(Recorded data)
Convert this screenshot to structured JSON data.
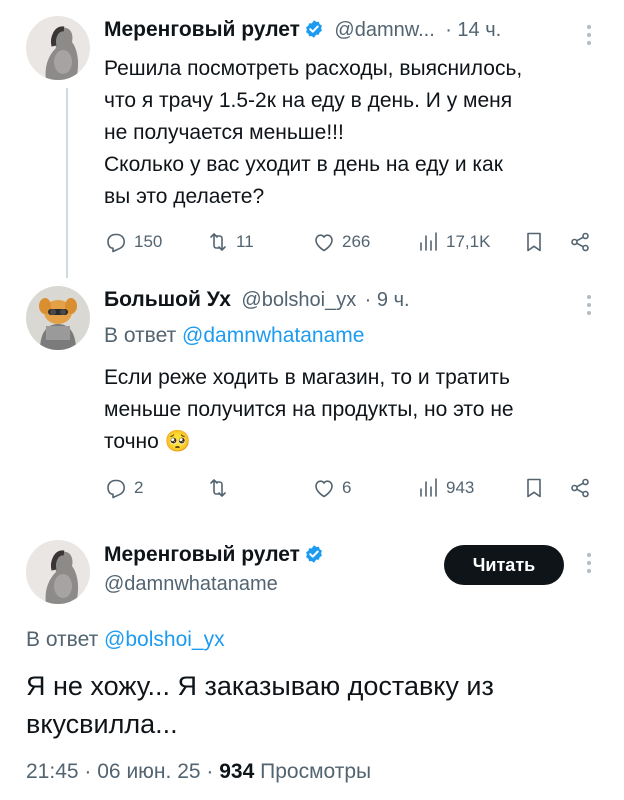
{
  "tweets": [
    {
      "name": "Меренговый рулет",
      "handle": "@damnw...",
      "time": "· 14 ч.",
      "text_lines": [
        "Решила посмотреть расходы, выяснилось,",
        "что я трачу 1.5-2к на еду в день. И у меня",
        "не получается меньше!!!",
        "Сколько у вас уходит в день на еду и как",
        "вы это делаете?"
      ],
      "replies": "150",
      "retweets": "11",
      "likes": "266",
      "views": "17,1K"
    },
    {
      "name": "Большой Ух",
      "handle": "@bolshoi_yx",
      "time": "· 9 ч.",
      "reply_prefix": "В ответ",
      "reply_to": "@damnwhataname",
      "text_lines": [
        "Если реже ходить в магазин, то и тратить",
        "меньше получится на продукты, но это не",
        "точно"
      ],
      "emoji": "🥺",
      "replies": "2",
      "retweets": "",
      "likes": "6",
      "views": "943"
    }
  ],
  "main_tweet": {
    "name": "Меренговый рулет",
    "handle": "@damnwhataname",
    "follow_label": "Читать",
    "reply_prefix": "В ответ",
    "reply_to": "@bolshoi_yx",
    "text_lines": [
      "Я не хожу... Я заказываю доставку из",
      "вкусвилла..."
    ],
    "time": "21:45",
    "date": "06 июн. 25",
    "views_count": "934",
    "views_label": "Просмотры"
  },
  "colors": {
    "accent": "#1d9bf0",
    "text": "#0f1419",
    "muted": "#536471",
    "button": "#0f1419"
  },
  "icons": [
    "verified-icon",
    "more-icon",
    "reply-icon",
    "retweet-icon",
    "like-icon",
    "views-icon",
    "bookmark-icon",
    "share-icon"
  ]
}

DESCRIPTION OF THE TASK >> Which lines contain "рулет"? Copy each of them out.

EXERCISE RESULT >>
      "name": "Меренговый рулет",
    "name": "Меренговый рулет",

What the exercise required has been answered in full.